*** Input records

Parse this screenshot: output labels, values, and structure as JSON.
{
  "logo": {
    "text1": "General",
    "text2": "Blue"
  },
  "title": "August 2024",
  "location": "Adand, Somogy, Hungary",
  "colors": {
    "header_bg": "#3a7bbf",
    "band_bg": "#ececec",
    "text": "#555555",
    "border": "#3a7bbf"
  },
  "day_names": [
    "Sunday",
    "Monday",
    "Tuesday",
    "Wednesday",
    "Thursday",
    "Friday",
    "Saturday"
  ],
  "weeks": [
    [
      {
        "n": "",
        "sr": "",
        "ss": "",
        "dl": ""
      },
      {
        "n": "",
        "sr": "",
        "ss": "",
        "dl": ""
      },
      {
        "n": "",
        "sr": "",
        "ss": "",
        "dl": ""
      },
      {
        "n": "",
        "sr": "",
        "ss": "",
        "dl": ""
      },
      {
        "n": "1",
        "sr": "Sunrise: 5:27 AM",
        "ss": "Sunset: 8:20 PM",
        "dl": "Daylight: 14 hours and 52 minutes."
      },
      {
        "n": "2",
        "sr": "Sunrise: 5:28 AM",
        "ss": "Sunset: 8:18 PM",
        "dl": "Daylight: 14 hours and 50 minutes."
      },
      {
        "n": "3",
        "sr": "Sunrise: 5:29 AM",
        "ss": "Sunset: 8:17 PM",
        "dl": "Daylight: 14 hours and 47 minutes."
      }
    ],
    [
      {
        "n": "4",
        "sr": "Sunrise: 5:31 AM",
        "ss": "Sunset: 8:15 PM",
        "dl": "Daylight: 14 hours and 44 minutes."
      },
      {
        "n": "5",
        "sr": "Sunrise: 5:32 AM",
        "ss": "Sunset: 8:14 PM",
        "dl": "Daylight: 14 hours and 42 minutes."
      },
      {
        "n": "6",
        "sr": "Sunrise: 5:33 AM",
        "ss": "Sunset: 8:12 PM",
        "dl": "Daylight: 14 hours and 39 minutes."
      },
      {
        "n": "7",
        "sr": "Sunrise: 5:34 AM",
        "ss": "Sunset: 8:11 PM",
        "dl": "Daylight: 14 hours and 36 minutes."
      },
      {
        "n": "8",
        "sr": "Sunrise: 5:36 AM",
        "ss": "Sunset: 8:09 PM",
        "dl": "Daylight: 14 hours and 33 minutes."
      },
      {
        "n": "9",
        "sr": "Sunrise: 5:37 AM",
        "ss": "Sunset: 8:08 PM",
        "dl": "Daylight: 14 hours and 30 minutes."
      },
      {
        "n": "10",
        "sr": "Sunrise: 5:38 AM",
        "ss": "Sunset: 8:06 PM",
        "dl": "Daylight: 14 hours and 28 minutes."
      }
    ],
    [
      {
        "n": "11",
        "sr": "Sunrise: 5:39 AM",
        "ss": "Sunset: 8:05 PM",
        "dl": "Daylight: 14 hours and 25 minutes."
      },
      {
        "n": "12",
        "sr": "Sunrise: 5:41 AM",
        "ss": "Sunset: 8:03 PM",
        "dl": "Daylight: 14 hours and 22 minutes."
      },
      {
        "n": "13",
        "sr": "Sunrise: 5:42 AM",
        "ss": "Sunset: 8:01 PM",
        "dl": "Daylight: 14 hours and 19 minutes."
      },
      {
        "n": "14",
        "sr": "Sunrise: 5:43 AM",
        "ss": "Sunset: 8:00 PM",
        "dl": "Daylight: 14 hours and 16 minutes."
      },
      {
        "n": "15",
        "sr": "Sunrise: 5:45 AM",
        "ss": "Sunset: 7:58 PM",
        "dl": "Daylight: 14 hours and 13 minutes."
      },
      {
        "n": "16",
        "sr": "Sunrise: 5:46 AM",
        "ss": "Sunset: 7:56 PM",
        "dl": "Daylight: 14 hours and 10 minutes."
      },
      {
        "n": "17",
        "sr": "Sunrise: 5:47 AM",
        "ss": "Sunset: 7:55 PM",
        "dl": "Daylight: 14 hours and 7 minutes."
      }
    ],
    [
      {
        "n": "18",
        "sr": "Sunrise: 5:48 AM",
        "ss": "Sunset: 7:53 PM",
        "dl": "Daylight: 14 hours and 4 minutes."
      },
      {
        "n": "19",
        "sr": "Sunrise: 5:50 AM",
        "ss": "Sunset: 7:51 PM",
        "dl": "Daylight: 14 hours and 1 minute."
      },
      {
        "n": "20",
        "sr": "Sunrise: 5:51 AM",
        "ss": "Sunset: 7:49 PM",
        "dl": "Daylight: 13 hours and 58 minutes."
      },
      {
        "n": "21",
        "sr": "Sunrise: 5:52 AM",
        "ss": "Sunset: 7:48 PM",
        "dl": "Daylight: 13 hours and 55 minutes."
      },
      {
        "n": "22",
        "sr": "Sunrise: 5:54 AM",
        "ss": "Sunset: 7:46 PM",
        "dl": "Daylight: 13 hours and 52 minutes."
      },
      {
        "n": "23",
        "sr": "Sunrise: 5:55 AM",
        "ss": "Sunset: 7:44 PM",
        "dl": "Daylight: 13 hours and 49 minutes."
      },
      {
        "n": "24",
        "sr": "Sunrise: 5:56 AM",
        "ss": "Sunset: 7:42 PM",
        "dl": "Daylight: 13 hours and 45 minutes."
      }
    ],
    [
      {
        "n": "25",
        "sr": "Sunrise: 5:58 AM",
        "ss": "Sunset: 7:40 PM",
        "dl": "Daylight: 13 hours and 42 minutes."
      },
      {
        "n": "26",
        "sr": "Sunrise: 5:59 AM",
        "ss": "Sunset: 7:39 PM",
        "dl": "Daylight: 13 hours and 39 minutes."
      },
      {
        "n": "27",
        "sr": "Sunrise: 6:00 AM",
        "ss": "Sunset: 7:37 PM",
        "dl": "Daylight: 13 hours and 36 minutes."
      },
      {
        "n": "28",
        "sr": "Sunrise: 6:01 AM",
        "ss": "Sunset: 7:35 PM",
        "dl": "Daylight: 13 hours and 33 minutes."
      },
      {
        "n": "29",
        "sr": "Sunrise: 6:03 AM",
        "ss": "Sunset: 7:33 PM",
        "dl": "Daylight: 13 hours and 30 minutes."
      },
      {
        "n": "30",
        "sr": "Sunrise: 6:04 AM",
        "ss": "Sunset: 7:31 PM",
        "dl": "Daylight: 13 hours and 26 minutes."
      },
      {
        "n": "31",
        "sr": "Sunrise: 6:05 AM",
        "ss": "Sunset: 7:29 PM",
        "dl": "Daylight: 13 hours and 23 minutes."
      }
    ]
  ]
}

******

Problem details:
Copy the data above in full, character for character.

Problem solution:
Parse this screenshot: output labels, values, and structure as JSON.
{
  "logo": {
    "text1": "General",
    "text2": "Blue"
  },
  "title": "August 2024",
  "location": "Adand, Somogy, Hungary",
  "colors": {
    "header_bg": "#3a7bbf",
    "band_bg": "#ececec",
    "text": "#555555",
    "border": "#3a7bbf"
  },
  "day_names": [
    "Sunday",
    "Monday",
    "Tuesday",
    "Wednesday",
    "Thursday",
    "Friday",
    "Saturday"
  ],
  "weeks": [
    [
      {
        "n": "",
        "sr": "",
        "ss": "",
        "dl": ""
      },
      {
        "n": "",
        "sr": "",
        "ss": "",
        "dl": ""
      },
      {
        "n": "",
        "sr": "",
        "ss": "",
        "dl": ""
      },
      {
        "n": "",
        "sr": "",
        "ss": "",
        "dl": ""
      },
      {
        "n": "1",
        "sr": "Sunrise: 5:27 AM",
        "ss": "Sunset: 8:20 PM",
        "dl": "Daylight: 14 hours and 52 minutes."
      },
      {
        "n": "2",
        "sr": "Sunrise: 5:28 AM",
        "ss": "Sunset: 8:18 PM",
        "dl": "Daylight: 14 hours and 50 minutes."
      },
      {
        "n": "3",
        "sr": "Sunrise: 5:29 AM",
        "ss": "Sunset: 8:17 PM",
        "dl": "Daylight: 14 hours and 47 minutes."
      }
    ],
    [
      {
        "n": "4",
        "sr": "Sunrise: 5:31 AM",
        "ss": "Sunset: 8:15 PM",
        "dl": "Daylight: 14 hours and 44 minutes."
      },
      {
        "n": "5",
        "sr": "Sunrise: 5:32 AM",
        "ss": "Sunset: 8:14 PM",
        "dl": "Daylight: 14 hours and 42 minutes."
      },
      {
        "n": "6",
        "sr": "Sunrise: 5:33 AM",
        "ss": "Sunset: 8:12 PM",
        "dl": "Daylight: 14 hours and 39 minutes."
      },
      {
        "n": "7",
        "sr": "Sunrise: 5:34 AM",
        "ss": "Sunset: 8:11 PM",
        "dl": "Daylight: 14 hours and 36 minutes."
      },
      {
        "n": "8",
        "sr": "Sunrise: 5:36 AM",
        "ss": "Sunset: 8:09 PM",
        "dl": "Daylight: 14 hours and 33 minutes."
      },
      {
        "n": "9",
        "sr": "Sunrise: 5:37 AM",
        "ss": "Sunset: 8:08 PM",
        "dl": "Daylight: 14 hours and 30 minutes."
      },
      {
        "n": "10",
        "sr": "Sunrise: 5:38 AM",
        "ss": "Sunset: 8:06 PM",
        "dl": "Daylight: 14 hours and 28 minutes."
      }
    ],
    [
      {
        "n": "11",
        "sr": "Sunrise: 5:39 AM",
        "ss": "Sunset: 8:05 PM",
        "dl": "Daylight: 14 hours and 25 minutes."
      },
      {
        "n": "12",
        "sr": "Sunrise: 5:41 AM",
        "ss": "Sunset: 8:03 PM",
        "dl": "Daylight: 14 hours and 22 minutes."
      },
      {
        "n": "13",
        "sr": "Sunrise: 5:42 AM",
        "ss": "Sunset: 8:01 PM",
        "dl": "Daylight: 14 hours and 19 minutes."
      },
      {
        "n": "14",
        "sr": "Sunrise: 5:43 AM",
        "ss": "Sunset: 8:00 PM",
        "dl": "Daylight: 14 hours and 16 minutes."
      },
      {
        "n": "15",
        "sr": "Sunrise: 5:45 AM",
        "ss": "Sunset: 7:58 PM",
        "dl": "Daylight: 14 hours and 13 minutes."
      },
      {
        "n": "16",
        "sr": "Sunrise: 5:46 AM",
        "ss": "Sunset: 7:56 PM",
        "dl": "Daylight: 14 hours and 10 minutes."
      },
      {
        "n": "17",
        "sr": "Sunrise: 5:47 AM",
        "ss": "Sunset: 7:55 PM",
        "dl": "Daylight: 14 hours and 7 minutes."
      }
    ],
    [
      {
        "n": "18",
        "sr": "Sunrise: 5:48 AM",
        "ss": "Sunset: 7:53 PM",
        "dl": "Daylight: 14 hours and 4 minutes."
      },
      {
        "n": "19",
        "sr": "Sunrise: 5:50 AM",
        "ss": "Sunset: 7:51 PM",
        "dl": "Daylight: 14 hours and 1 minute."
      },
      {
        "n": "20",
        "sr": "Sunrise: 5:51 AM",
        "ss": "Sunset: 7:49 PM",
        "dl": "Daylight: 13 hours and 58 minutes."
      },
      {
        "n": "21",
        "sr": "Sunrise: 5:52 AM",
        "ss": "Sunset: 7:48 PM",
        "dl": "Daylight: 13 hours and 55 minutes."
      },
      {
        "n": "22",
        "sr": "Sunrise: 5:54 AM",
        "ss": "Sunset: 7:46 PM",
        "dl": "Daylight: 13 hours and 52 minutes."
      },
      {
        "n": "23",
        "sr": "Sunrise: 5:55 AM",
        "ss": "Sunset: 7:44 PM",
        "dl": "Daylight: 13 hours and 49 minutes."
      },
      {
        "n": "24",
        "sr": "Sunrise: 5:56 AM",
        "ss": "Sunset: 7:42 PM",
        "dl": "Daylight: 13 hours and 45 minutes."
      }
    ],
    [
      {
        "n": "25",
        "sr": "Sunrise: 5:58 AM",
        "ss": "Sunset: 7:40 PM",
        "dl": "Daylight: 13 hours and 42 minutes."
      },
      {
        "n": "26",
        "sr": "Sunrise: 5:59 AM",
        "ss": "Sunset: 7:39 PM",
        "dl": "Daylight: 13 hours and 39 minutes."
      },
      {
        "n": "27",
        "sr": "Sunrise: 6:00 AM",
        "ss": "Sunset: 7:37 PM",
        "dl": "Daylight: 13 hours and 36 minutes."
      },
      {
        "n": "28",
        "sr": "Sunrise: 6:01 AM",
        "ss": "Sunset: 7:35 PM",
        "dl": "Daylight: 13 hours and 33 minutes."
      },
      {
        "n": "29",
        "sr": "Sunrise: 6:03 AM",
        "ss": "Sunset: 7:33 PM",
        "dl": "Daylight: 13 hours and 30 minutes."
      },
      {
        "n": "30",
        "sr": "Sunrise: 6:04 AM",
        "ss": "Sunset: 7:31 PM",
        "dl": "Daylight: 13 hours and 26 minutes."
      },
      {
        "n": "31",
        "sr": "Sunrise: 6:05 AM",
        "ss": "Sunset: 7:29 PM",
        "dl": "Daylight: 13 hours and 23 minutes."
      }
    ]
  ]
}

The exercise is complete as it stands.